_Written instruction_
Gather all lines in the records below that include the word "uforståelige".

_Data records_
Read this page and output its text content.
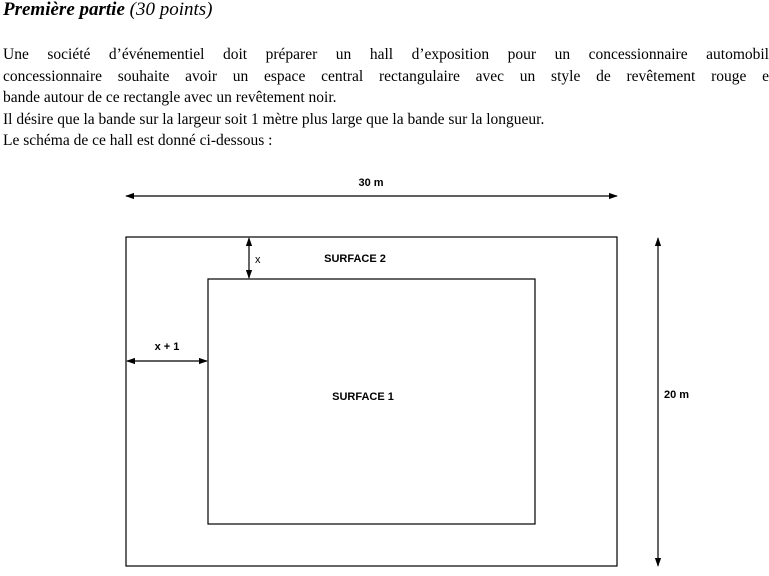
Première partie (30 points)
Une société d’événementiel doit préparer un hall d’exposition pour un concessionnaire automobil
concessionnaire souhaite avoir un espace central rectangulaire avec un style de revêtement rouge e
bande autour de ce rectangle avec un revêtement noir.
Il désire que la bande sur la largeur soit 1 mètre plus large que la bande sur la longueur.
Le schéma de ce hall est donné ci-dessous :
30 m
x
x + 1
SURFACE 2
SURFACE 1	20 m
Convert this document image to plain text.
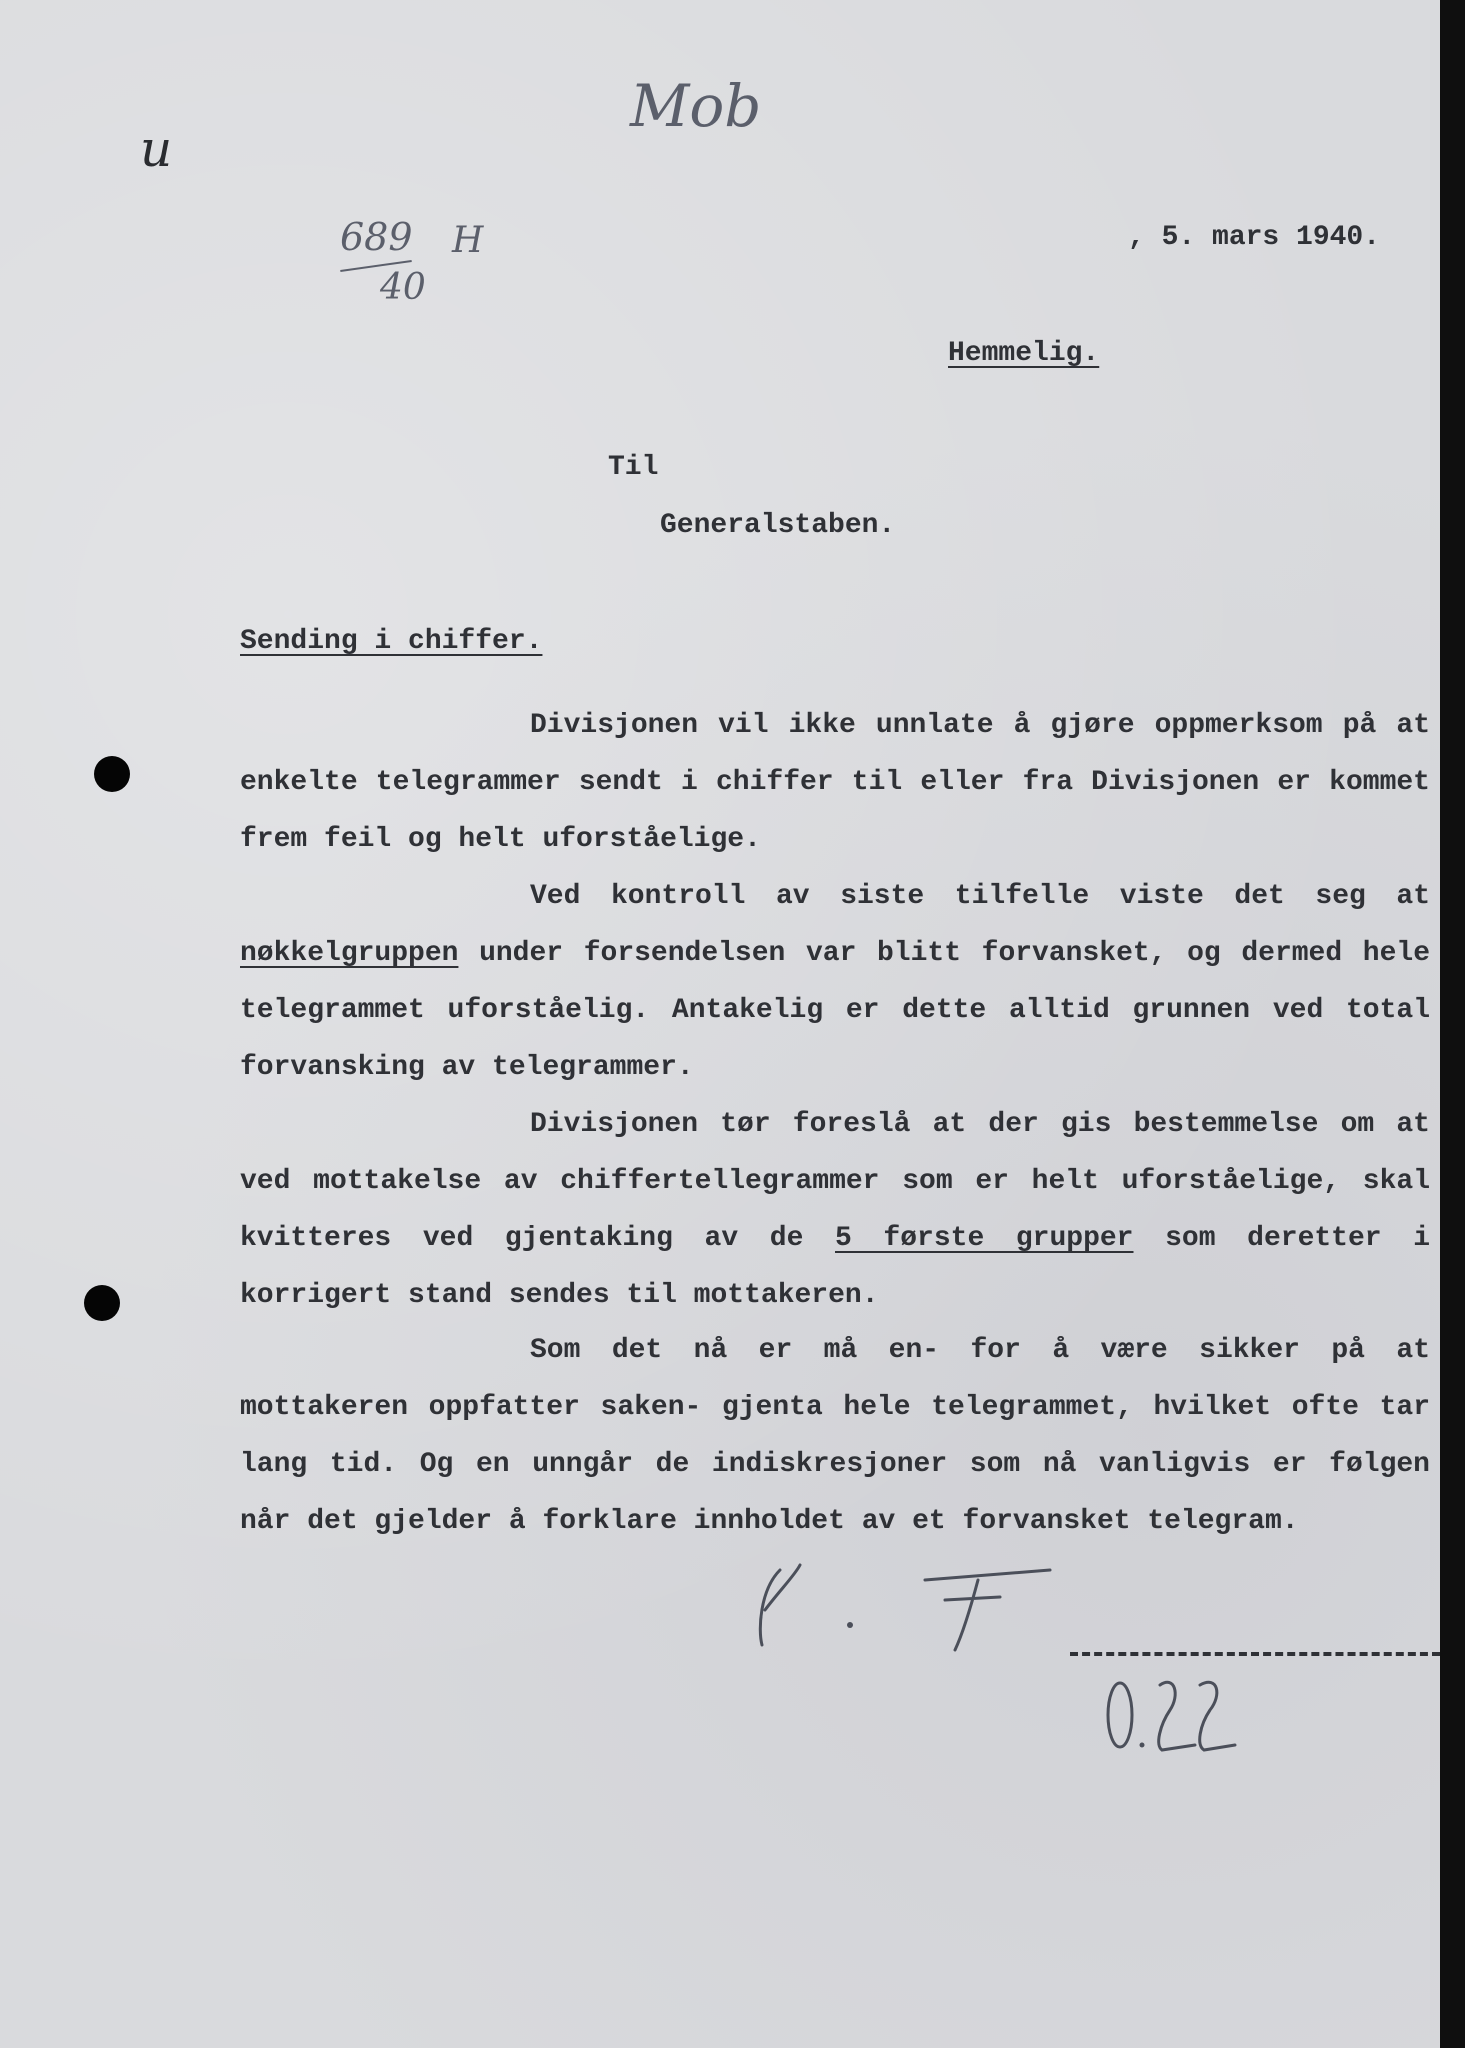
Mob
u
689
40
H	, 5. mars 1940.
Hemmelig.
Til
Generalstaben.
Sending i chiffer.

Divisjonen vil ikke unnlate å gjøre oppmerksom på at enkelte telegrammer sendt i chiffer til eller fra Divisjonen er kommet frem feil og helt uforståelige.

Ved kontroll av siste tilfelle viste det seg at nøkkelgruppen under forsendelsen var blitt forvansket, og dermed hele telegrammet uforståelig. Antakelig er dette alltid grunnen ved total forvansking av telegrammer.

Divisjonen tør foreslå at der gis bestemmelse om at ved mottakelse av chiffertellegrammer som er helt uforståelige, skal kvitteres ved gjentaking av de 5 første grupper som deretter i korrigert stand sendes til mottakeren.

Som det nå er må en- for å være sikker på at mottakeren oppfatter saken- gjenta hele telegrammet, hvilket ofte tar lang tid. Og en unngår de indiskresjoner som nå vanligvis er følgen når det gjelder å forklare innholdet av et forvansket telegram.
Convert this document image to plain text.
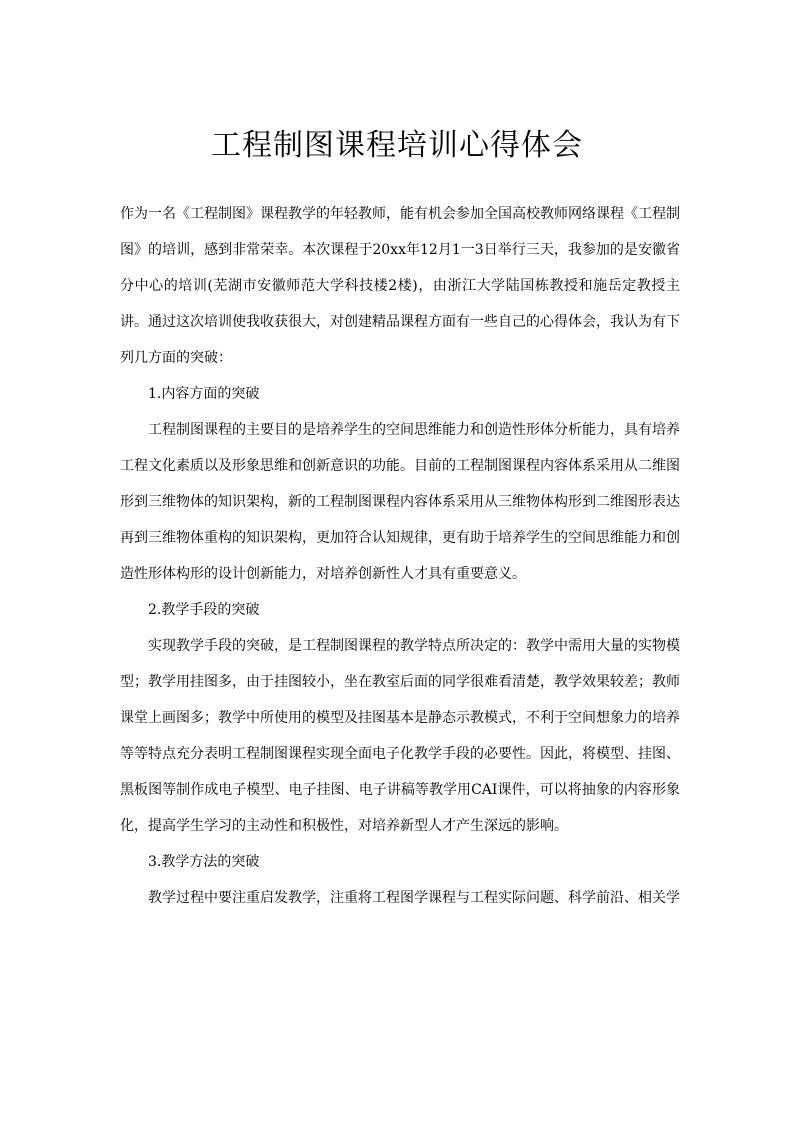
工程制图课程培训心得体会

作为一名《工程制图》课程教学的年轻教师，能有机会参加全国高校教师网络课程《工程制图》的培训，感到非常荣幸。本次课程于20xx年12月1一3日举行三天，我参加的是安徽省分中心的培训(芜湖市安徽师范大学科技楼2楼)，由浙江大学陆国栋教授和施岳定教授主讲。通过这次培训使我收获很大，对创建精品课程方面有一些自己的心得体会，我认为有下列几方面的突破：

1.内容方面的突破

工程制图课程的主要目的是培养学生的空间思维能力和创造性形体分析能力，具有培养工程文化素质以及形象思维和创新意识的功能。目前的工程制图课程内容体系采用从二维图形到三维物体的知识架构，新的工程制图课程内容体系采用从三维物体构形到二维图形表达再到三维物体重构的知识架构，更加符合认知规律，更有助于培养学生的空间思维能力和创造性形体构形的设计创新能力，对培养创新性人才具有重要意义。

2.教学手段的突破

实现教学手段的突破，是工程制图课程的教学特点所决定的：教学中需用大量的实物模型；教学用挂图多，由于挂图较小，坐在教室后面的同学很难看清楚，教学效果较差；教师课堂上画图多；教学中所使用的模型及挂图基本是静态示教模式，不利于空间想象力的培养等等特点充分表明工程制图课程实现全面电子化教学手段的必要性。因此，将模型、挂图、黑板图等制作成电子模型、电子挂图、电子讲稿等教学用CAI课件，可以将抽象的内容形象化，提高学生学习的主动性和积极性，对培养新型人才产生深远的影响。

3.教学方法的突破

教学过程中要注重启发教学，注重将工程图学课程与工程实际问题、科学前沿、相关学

_The completed task_
Divisjonen vil ikke unnlate å gjøre oppmerksom på at enkelte telegrammer sendt i chiffer til eller fra Divisjonen er kommet frem feil og helt uforståelige.
Divisjonen tør foreslå at der gis bestemmelse om at ved mottakelse av chiffertellegrammer som er helt uforståelige, skal kvitteres ved gjentaking av de 5 første grupper som deretter i korrigert stand sendes til mottakeren.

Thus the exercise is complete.